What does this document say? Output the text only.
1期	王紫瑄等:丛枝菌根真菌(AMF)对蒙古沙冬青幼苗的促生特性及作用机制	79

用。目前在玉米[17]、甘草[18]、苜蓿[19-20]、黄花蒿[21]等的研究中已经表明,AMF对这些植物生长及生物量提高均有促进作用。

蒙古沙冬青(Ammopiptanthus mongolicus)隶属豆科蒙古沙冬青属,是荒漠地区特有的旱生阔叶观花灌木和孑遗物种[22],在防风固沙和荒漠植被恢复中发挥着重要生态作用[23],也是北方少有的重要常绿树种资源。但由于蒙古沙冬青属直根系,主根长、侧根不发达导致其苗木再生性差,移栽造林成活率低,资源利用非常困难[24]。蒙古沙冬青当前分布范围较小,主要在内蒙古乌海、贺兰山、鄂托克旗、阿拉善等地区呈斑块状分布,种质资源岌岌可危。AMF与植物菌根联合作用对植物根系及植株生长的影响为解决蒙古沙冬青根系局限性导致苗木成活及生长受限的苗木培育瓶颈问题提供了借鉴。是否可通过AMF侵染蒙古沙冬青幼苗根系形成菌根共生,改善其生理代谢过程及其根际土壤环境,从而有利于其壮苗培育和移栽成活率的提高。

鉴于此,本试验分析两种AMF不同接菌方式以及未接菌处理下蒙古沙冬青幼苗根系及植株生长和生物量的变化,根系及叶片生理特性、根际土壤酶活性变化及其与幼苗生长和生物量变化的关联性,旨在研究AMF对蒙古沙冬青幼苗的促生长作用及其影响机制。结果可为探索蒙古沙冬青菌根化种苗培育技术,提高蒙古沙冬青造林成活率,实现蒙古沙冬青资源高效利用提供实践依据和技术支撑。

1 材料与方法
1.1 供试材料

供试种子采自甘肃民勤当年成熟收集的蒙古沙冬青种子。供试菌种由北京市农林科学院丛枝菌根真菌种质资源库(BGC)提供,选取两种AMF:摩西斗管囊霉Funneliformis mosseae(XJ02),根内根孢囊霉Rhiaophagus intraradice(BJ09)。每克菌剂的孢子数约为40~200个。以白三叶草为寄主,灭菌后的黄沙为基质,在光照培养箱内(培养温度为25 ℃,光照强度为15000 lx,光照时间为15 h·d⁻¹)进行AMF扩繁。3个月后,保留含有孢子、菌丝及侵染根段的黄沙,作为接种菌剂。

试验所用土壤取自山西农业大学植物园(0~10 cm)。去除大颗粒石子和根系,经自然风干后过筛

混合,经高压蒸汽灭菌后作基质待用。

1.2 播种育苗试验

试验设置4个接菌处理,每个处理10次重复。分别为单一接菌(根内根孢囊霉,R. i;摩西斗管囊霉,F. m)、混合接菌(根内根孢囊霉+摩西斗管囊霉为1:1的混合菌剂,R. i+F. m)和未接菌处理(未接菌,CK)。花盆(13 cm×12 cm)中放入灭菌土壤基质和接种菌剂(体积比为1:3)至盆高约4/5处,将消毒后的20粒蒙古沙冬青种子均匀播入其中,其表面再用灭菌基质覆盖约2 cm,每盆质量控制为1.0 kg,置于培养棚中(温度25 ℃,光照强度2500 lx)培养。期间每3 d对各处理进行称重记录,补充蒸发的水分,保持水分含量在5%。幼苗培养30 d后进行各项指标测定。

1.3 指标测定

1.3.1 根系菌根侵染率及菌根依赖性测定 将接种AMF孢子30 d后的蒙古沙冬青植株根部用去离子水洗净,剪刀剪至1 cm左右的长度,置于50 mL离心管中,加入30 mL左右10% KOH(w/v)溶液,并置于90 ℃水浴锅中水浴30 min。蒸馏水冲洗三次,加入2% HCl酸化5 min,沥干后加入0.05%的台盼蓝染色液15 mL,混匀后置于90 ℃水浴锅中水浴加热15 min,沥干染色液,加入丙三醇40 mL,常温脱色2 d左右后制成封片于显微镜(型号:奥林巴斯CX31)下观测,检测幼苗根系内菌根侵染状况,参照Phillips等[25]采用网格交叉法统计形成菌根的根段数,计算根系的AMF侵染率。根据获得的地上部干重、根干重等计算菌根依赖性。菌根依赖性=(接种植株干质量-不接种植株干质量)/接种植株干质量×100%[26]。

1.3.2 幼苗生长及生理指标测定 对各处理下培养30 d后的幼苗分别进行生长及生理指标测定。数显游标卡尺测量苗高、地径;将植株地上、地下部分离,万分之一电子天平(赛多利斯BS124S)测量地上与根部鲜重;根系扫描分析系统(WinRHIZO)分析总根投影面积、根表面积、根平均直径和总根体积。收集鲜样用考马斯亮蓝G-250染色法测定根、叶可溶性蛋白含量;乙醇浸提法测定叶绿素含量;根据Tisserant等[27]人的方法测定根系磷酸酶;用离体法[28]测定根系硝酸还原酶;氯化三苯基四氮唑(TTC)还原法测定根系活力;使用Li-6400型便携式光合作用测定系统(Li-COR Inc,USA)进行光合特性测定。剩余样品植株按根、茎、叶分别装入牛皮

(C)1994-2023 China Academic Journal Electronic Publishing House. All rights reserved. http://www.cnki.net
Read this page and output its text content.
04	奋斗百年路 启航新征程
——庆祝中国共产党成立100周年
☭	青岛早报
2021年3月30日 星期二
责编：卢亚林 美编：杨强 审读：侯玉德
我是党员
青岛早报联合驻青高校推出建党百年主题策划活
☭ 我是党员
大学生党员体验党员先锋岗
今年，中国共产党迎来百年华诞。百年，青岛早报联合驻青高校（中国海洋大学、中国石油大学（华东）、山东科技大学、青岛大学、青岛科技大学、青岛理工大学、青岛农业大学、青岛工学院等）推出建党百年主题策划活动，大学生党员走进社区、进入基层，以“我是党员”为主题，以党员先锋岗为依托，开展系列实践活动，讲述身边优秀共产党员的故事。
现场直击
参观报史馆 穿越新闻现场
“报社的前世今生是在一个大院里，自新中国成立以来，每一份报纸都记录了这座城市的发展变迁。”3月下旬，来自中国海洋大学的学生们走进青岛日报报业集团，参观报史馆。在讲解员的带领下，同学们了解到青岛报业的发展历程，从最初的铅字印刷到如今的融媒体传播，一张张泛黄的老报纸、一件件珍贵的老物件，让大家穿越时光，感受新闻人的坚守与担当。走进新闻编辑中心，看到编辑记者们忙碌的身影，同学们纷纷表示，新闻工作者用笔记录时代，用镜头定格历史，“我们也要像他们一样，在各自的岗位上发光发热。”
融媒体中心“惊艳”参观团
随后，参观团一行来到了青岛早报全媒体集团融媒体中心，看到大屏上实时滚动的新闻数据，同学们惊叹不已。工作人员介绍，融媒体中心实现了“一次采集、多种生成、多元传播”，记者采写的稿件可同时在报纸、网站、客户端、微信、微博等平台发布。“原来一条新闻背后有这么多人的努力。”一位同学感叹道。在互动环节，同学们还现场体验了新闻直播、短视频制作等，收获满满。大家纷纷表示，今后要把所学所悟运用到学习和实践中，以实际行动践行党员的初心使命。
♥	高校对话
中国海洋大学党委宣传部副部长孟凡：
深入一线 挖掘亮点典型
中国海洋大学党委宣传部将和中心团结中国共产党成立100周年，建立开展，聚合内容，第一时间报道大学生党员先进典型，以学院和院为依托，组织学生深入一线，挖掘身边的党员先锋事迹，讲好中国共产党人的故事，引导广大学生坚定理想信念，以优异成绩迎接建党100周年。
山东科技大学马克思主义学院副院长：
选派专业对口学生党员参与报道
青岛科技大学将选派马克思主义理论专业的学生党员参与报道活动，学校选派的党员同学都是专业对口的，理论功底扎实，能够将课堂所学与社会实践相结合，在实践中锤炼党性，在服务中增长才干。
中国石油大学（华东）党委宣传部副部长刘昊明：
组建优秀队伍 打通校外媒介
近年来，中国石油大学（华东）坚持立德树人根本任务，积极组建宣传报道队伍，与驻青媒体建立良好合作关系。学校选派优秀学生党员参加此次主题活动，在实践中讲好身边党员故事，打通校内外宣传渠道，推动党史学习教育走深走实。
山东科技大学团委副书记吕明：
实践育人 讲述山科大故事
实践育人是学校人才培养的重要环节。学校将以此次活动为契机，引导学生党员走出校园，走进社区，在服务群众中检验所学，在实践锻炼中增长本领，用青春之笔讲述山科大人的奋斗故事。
┄┄┄┄┄┄
▶ _Your instructions_
Find and copy each line above that includes the string "text".

▶ _Solution_
What does this document say? Output the text only.
Read this page and output its text content.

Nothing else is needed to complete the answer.